Set problem: Everything in the listing should be restated word for word.
#### Dataset records
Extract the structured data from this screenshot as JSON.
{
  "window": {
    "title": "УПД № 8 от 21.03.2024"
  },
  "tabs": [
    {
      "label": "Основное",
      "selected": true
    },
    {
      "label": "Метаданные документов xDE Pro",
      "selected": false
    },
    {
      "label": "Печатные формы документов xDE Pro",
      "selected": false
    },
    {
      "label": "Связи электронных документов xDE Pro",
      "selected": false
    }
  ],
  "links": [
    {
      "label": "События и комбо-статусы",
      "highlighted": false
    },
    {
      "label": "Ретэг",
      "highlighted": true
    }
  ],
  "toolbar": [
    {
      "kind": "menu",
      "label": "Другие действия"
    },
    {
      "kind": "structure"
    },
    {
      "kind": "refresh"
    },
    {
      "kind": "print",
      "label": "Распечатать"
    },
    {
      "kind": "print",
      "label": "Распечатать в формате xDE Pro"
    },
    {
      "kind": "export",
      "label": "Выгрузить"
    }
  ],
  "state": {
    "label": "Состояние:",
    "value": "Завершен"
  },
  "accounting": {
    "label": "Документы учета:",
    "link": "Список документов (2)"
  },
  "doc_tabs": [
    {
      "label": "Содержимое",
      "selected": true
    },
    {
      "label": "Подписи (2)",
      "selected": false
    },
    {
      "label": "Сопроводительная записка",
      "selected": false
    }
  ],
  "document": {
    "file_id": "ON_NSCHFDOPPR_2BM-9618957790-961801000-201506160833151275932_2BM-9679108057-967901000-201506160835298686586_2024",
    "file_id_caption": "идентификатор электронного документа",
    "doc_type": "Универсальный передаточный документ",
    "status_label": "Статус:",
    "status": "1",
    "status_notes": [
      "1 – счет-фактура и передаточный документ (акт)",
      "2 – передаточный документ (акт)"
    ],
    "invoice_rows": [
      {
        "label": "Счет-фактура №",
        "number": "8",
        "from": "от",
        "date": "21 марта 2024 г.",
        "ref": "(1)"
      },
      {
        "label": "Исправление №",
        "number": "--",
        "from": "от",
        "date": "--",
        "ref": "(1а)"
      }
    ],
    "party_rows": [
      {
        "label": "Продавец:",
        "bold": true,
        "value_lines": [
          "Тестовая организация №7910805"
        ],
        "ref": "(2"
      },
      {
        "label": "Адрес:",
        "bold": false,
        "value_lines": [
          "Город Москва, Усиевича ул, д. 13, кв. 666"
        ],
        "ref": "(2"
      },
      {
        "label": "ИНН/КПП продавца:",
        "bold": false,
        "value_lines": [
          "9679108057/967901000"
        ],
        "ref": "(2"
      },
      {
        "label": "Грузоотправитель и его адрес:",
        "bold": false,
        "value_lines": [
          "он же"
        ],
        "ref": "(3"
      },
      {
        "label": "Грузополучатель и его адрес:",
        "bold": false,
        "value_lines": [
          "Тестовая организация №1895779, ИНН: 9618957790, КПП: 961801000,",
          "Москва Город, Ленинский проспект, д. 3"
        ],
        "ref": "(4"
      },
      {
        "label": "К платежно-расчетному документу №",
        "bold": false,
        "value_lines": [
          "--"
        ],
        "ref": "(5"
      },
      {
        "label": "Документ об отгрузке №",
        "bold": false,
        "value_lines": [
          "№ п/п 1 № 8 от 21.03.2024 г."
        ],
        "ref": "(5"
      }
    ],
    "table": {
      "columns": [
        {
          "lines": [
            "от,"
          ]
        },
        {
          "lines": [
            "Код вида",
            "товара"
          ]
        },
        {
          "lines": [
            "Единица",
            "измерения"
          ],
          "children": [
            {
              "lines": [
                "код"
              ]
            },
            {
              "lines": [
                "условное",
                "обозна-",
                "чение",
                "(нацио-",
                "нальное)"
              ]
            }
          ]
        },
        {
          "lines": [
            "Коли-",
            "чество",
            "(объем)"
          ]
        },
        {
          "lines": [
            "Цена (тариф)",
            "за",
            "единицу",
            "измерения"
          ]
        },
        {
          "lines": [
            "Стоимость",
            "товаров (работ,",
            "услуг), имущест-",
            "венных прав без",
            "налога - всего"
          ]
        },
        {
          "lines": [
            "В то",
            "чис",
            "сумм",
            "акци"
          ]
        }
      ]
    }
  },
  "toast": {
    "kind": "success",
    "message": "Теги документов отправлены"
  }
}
########
Correct response:
Extract the structured data from this screenshot as JSON.
{
  "window": {
    "title": "УПД № 8 от 21.03.2024"
  },
  "tabs": [
    {
      "label": "Основное",
      "selected": true
    },
    {
      "label": "Метаданные документов xDE Pro",
      "selected": false
    },
    {
      "label": "Печатные формы документов xDE Pro",
      "selected": false
    },
    {
      "label": "Связи электронных документов xDE Pro",
      "selected": false
    }
  ],
  "links": [
    {
      "label": "События и комбо-статусы",
      "highlighted": false
    },
    {
      "label": "Ретэг",
      "highlighted": true
    }
  ],
  "toolbar": [
    {
      "kind": "menu",
      "label": "Другие действия"
    },
    {
      "kind": "structure"
    },
    {
      "kind": "refresh"
    },
    {
      "kind": "print",
      "label": "Распечатать"
    },
    {
      "kind": "print",
      "label": "Распечатать в формате xDE Pro"
    },
    {
      "kind": "export",
      "label": "Выгрузить"
    }
  ],
  "state": {
    "label": "Состояние:",
    "value": "Завершен"
  },
  "accounting": {
    "label": "Документы учета:",
    "link": "Список документов (2)"
  },
  "doc_tabs": [
    {
      "label": "Содержимое",
      "selected": true
    },
    {
      "label": "Подписи (2)",
      "selected": false
    },
    {
      "label": "Сопроводительная записка",
      "selected": false
    }
  ],
  "document": {
    "file_id": "ON_NSCHFDOPPR_2BM-9618957790-961801000-201506160833151275932_2BM-9679108057-967901000-201506160835298686586_2024",
    "file_id_caption": "идентификатор электронного документа",
    "doc_type": "Универсальный передаточный документ",
    "status_label": "Статус:",
    "status": "1",
    "status_notes": [
      "1 – счет-фактура и передаточный документ (акт)",
      "2 – передаточный документ (акт)"
    ],
    "invoice_rows": [
      {
        "label": "Счет-фактура №",
        "number": "8",
        "from": "от",
        "date": "21 марта 2024 г.",
        "ref": "(1)"
      },
      {
        "label": "Исправление №",
        "number": "--",
        "from": "от",
        "date": "--",
        "ref": "(1а)"
      }
    ],
    "party_rows": [
      {
        "label": "Продавец:",
        "bold": true,
        "value_lines": [
          "Тестовая организация №7910805"
        ],
        "ref": "(2"
      },
      {
        "label": "Адрес:",
        "bold": false,
        "value_lines": [
          "Город Москва, Усиевича ул, д. 13, кв. 666"
        ],
        "ref": "(2"
      },
      {
        "label": "ИНН/КПП продавца:",
        "bold": false,
        "value_lines": [
          "9679108057/967901000"
        ],
        "ref": "(2"
      },
      {
        "label": "Грузоотправитель и его адрес:",
        "bold": false,
        "value_lines": [
          "он же"
        ],
        "ref": "(3"
      },
      {
        "label": "Грузополучатель и его адрес:",
        "bold": false,
        "value_lines": [
          "Тестовая организация №1895779, ИНН: 9618957790, КПП: 961801000,",
          "Москва Город, Ленинский проспект, д. 3"
        ],
        "ref": "(4"
      },
      {
        "label": "К платежно-расчетному документу №",
        "bold": false,
        "value_lines": [
          "--"
        ],
        "ref": "(5"
      },
      {
        "label": "Документ об отгрузке №",
        "bold": false,
        "value_lines": [
          "№ п/п 1 № 8 от 21.03.2024 г."
        ],
        "ref": "(5"
      }
    ],
    "table": {
      "columns": [
        {
          "lines": [
            "от,"
          ]
        },
        {
          "lines": [
            "Код вида",
            "товара"
          ]
        },
        {
          "lines": [
            "Единица",
            "измерения"
          ],
          "children": [
            {
              "lines": [
                "код"
              ]
            },
            {
              "lines": [
                "условное",
                "обозна-",
                "чение",
                "(нацио-",
                "нальное)"
              ]
            }
          ]
        },
        {
          "lines": [
            "Коли-",
            "чество",
            "(объем)"
          ]
        },
        {
          "lines": [
            "Цена (тариф)",
            "за",
            "единицу",
            "измерения"
          ]
        },
        {
          "lines": [
            "Стоимость",
            "товаров (работ,",
            "услуг), имущест-",
            "венных прав без",
            "налога - всего"
          ]
        },
        {
          "lines": [
            "В то",
            "чис",
            "сумм",
            "акци"
          ]
        }
      ]
    }
  },
  "toast": {
    "kind": "success",
    "message": "Теги документов отправлены"
  }
}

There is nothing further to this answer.